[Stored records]

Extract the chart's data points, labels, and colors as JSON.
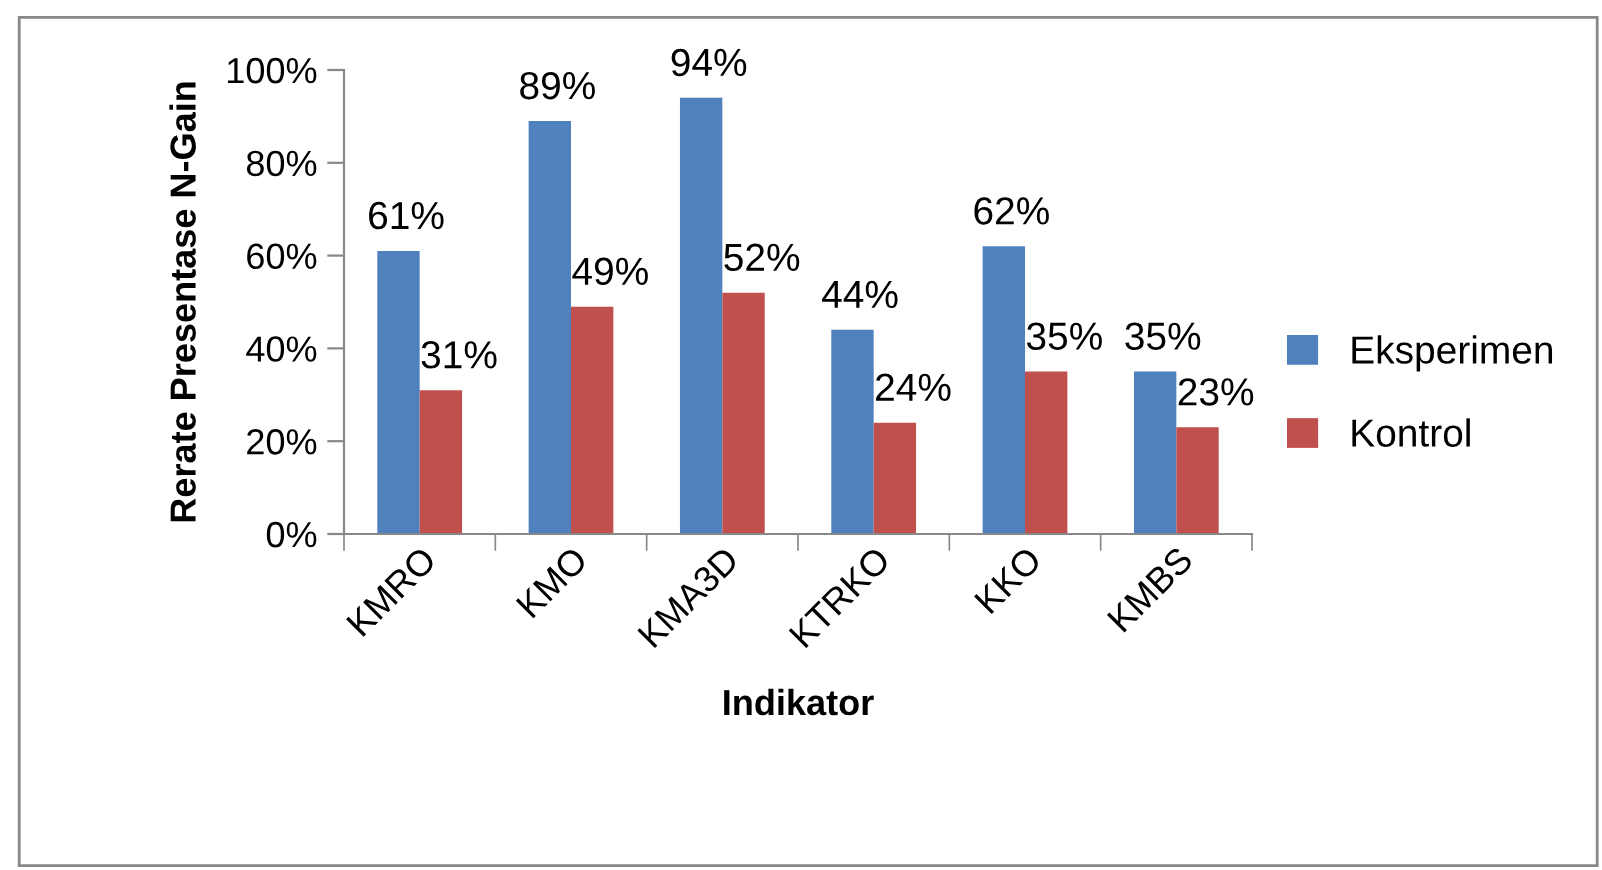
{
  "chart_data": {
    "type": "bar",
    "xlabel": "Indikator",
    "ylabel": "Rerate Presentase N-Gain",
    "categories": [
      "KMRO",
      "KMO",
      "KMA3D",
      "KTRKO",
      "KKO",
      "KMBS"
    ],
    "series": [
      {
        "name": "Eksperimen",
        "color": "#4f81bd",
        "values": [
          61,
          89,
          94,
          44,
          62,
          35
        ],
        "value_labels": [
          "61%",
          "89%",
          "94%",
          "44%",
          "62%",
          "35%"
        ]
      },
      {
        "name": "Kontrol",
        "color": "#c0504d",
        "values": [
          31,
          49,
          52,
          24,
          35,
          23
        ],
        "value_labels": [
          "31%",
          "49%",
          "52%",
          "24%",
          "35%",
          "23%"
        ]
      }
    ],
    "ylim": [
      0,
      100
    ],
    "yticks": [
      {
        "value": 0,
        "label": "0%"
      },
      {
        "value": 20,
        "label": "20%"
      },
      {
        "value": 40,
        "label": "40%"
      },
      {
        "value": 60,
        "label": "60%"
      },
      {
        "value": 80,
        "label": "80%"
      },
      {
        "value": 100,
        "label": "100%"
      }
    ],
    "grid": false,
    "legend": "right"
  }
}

TASK TO CARRY OUT: Transcribe the entries above verbatim, omitting their pictures.

OUTPUT FOR THIS EXERCISE:
Extract the chart's data points, labels, and colors as JSON.
{
  "chart_data": {
    "type": "bar",
    "xlabel": "Indikator",
    "ylabel": "Rerate Presentase N-Gain",
    "categories": [
      "KMRO",
      "KMO",
      "KMA3D",
      "KTRKO",
      "KKO",
      "KMBS"
    ],
    "series": [
      {
        "name": "Eksperimen",
        "color": "#4f81bd",
        "values": [
          61,
          89,
          94,
          44,
          62,
          35
        ],
        "value_labels": [
          "61%",
          "89%",
          "94%",
          "44%",
          "62%",
          "35%"
        ]
      },
      {
        "name": "Kontrol",
        "color": "#c0504d",
        "values": [
          31,
          49,
          52,
          24,
          35,
          23
        ],
        "value_labels": [
          "31%",
          "49%",
          "52%",
          "24%",
          "35%",
          "23%"
        ]
      }
    ],
    "ylim": [
      0,
      100
    ],
    "yticks": [
      {
        "value": 0,
        "label": "0%"
      },
      {
        "value": 20,
        "label": "20%"
      },
      {
        "value": 40,
        "label": "40%"
      },
      {
        "value": 60,
        "label": "60%"
      },
      {
        "value": 80,
        "label": "80%"
      },
      {
        "value": 100,
        "label": "100%"
      }
    ],
    "grid": false,
    "legend": "right"
  }
}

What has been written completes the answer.